▶ Stated task
Put each line of the material from the one containing "option-c: ［C］ People" down to the one containing "passage (28, 40, 478, 242)", both included, into a Markdown table with the columns Row and Line. Number the rows and leave out any blank lines.
— START Data lines —
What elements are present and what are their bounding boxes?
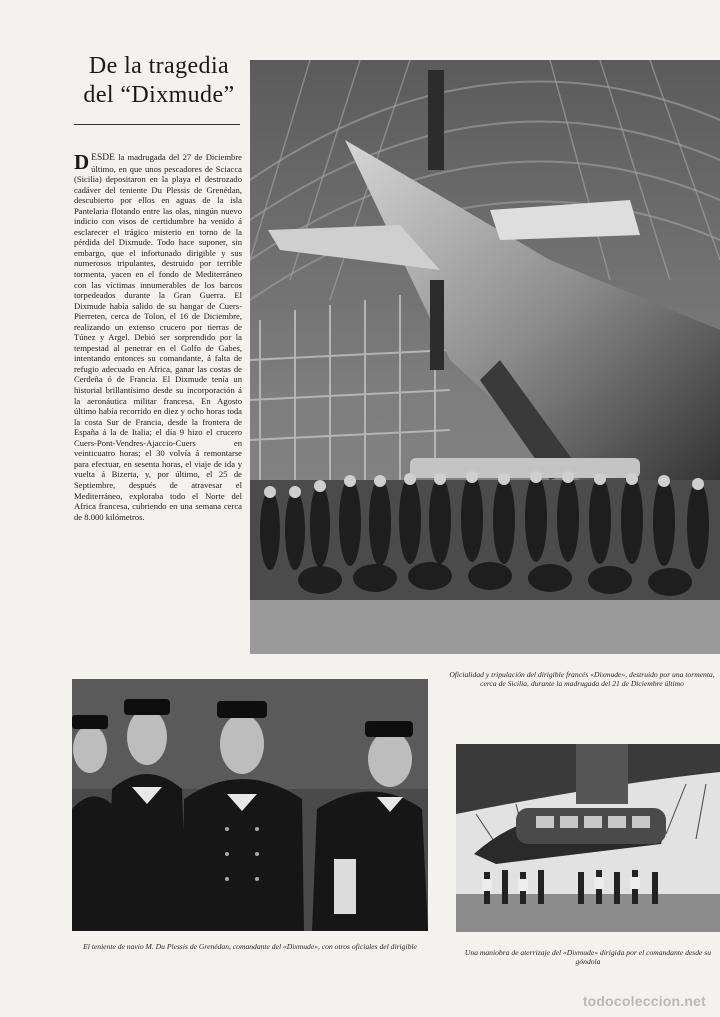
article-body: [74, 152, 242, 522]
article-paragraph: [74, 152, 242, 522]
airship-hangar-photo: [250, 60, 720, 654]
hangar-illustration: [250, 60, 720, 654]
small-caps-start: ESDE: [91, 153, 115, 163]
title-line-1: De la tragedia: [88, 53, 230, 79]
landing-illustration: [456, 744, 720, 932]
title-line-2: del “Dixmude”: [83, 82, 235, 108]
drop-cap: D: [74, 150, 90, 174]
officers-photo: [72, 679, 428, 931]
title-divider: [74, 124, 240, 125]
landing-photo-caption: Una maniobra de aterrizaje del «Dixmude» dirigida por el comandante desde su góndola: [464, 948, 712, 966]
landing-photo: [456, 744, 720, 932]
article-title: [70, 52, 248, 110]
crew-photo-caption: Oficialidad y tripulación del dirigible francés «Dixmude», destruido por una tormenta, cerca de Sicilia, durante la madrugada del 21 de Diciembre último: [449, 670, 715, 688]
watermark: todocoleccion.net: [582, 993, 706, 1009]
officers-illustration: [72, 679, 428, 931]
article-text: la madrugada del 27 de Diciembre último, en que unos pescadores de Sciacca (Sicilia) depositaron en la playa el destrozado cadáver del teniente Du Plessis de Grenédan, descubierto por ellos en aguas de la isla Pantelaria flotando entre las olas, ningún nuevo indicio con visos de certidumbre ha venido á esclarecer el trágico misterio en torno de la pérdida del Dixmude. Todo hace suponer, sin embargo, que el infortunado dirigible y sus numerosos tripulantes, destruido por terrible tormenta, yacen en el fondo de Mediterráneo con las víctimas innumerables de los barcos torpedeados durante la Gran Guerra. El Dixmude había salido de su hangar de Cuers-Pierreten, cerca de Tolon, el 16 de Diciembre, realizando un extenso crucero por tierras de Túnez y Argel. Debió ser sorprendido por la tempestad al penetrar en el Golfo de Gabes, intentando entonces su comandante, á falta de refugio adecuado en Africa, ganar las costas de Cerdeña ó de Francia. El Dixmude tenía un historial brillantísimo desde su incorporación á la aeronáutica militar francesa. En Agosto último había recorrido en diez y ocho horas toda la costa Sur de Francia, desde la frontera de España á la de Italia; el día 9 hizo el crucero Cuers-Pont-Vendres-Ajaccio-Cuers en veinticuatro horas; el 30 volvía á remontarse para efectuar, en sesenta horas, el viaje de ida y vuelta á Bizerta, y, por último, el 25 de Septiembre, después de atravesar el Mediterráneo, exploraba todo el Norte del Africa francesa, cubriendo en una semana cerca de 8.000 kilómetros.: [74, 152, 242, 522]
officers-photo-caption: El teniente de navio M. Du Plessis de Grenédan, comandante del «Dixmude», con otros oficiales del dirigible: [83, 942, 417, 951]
— END Data lines —
— START Data lines —
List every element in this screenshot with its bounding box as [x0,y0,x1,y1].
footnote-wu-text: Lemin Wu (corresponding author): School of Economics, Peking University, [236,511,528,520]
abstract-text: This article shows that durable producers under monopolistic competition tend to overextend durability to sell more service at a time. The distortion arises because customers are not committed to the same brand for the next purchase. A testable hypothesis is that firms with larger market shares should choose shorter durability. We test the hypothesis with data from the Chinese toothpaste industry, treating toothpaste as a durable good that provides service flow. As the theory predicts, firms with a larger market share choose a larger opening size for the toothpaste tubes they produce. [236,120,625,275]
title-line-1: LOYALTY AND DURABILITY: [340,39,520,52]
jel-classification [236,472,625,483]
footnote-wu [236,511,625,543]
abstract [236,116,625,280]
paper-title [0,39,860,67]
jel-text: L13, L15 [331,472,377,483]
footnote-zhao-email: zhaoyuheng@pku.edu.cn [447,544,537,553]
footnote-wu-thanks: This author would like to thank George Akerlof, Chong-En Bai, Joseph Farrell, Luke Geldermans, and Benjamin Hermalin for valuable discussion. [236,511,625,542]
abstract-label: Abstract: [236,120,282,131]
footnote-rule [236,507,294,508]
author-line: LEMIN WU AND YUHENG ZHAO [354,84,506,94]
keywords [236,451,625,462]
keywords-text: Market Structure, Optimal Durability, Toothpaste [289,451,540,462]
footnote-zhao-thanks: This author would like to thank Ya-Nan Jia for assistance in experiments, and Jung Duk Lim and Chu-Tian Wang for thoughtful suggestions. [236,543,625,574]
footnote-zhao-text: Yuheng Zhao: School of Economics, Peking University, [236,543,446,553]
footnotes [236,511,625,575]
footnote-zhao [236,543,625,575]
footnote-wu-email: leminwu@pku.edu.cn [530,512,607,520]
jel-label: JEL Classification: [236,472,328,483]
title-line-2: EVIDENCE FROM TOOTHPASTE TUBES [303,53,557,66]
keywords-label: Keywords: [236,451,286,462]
— END Data lines —
— START Data lines —
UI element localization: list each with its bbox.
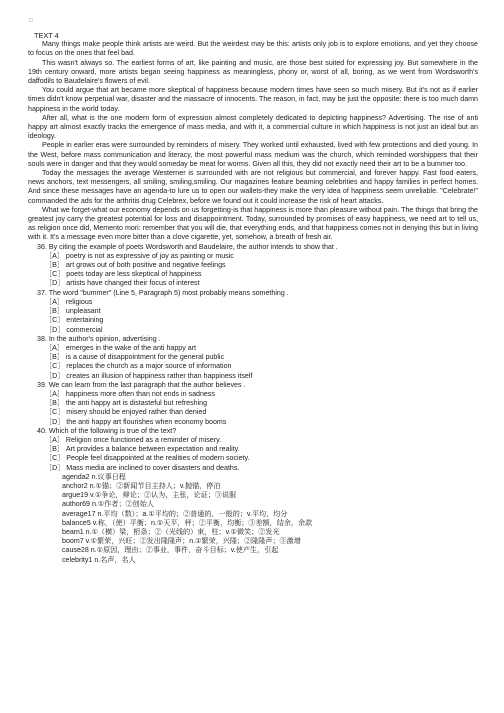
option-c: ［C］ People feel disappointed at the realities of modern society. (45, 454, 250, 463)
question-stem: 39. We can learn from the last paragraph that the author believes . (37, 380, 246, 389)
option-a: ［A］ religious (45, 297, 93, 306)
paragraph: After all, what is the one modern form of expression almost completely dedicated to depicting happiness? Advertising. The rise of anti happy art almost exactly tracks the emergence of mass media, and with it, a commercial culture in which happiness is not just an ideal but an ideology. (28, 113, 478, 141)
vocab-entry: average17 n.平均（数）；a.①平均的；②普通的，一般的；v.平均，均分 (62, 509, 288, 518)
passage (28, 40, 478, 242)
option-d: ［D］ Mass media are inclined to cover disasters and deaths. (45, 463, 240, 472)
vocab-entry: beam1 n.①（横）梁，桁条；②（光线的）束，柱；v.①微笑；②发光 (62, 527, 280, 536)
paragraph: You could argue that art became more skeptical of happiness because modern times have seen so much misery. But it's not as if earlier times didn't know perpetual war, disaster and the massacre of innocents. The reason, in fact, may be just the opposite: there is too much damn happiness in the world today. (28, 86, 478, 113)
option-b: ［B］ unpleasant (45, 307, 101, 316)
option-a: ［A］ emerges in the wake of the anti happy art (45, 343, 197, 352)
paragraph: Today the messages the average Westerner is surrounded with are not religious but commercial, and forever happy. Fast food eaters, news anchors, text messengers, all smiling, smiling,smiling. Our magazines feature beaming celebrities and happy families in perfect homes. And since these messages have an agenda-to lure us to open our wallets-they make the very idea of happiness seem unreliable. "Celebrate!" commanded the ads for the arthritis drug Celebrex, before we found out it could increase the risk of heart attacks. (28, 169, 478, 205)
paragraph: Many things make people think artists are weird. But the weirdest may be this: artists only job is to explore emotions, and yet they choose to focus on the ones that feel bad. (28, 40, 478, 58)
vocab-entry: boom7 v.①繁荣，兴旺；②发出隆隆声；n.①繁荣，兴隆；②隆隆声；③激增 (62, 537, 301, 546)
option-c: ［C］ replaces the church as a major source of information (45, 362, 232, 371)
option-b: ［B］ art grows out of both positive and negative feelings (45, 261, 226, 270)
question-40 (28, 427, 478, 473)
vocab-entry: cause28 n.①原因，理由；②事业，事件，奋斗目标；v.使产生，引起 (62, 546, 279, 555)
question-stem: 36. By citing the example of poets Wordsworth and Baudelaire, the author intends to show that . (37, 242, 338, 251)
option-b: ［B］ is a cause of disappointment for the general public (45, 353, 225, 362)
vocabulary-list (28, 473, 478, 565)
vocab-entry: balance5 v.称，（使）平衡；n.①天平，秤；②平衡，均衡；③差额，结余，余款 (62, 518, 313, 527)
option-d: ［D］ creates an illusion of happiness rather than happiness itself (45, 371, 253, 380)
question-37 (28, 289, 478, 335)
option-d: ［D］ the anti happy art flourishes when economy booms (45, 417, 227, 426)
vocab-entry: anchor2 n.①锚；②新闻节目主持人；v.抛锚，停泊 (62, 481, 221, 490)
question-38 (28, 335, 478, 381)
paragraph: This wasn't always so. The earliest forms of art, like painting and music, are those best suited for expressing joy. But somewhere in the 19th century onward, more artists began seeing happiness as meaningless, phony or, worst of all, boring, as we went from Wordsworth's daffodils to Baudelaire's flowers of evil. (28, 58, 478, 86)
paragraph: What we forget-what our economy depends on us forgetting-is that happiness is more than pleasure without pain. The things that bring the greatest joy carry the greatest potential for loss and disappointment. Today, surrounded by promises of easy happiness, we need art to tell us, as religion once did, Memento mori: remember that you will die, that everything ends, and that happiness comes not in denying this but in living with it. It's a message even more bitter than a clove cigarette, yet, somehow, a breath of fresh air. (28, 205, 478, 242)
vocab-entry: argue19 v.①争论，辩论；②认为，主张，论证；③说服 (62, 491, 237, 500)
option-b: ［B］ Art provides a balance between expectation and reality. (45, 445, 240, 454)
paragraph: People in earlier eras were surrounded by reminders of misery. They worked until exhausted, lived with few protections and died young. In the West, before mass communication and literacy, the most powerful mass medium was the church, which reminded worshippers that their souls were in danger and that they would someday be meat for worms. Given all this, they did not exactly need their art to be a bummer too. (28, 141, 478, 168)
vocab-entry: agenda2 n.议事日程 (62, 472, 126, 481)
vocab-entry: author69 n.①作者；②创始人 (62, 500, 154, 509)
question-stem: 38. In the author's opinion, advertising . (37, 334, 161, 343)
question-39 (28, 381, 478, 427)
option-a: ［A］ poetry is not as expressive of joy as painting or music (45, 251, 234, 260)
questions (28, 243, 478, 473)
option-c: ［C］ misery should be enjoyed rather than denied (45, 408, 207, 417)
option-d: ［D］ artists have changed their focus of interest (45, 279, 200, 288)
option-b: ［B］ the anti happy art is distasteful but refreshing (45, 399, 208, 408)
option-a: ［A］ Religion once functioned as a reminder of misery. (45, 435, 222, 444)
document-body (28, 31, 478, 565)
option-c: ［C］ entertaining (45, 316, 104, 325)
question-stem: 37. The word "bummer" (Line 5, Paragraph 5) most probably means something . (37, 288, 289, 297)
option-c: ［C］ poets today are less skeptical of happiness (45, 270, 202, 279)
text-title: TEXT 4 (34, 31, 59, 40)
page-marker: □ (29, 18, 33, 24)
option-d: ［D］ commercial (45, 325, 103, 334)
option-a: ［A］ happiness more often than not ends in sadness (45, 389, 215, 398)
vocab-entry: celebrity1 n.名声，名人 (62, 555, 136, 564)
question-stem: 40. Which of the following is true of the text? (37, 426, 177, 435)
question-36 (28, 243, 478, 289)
— END Data lines —
▶ Full response
| Row | Line |
|---|---|
| 1 | option-c: ［C］ People feel disappointed at the realities of modern society. (45, 454, 250, 463) |
| 2 | question-stem: 39. We can learn from the last paragraph that the author believes . (37, 380, 246, 389) |
| 3 | option-a: ［A］ religious (45, 297, 93, 306) |
| 4 | paragraph: After all, what is the one modern form of expression almost completely dedicated to depicting happiness? Advertising. The rise of anti happy art almost exactly tracks the emergence of mass media, and with it, a commercial culture in which happiness is not just an ideal but an ideology. (28, 113, 478, 141) |
| 5 | vocab-entry: average17 n.平均（数）；a.①平均的；②普通的，一般的；v.平均，均分 (62, 509, 288, 518) |
| 6 | passage (28, 40, 478, 242) |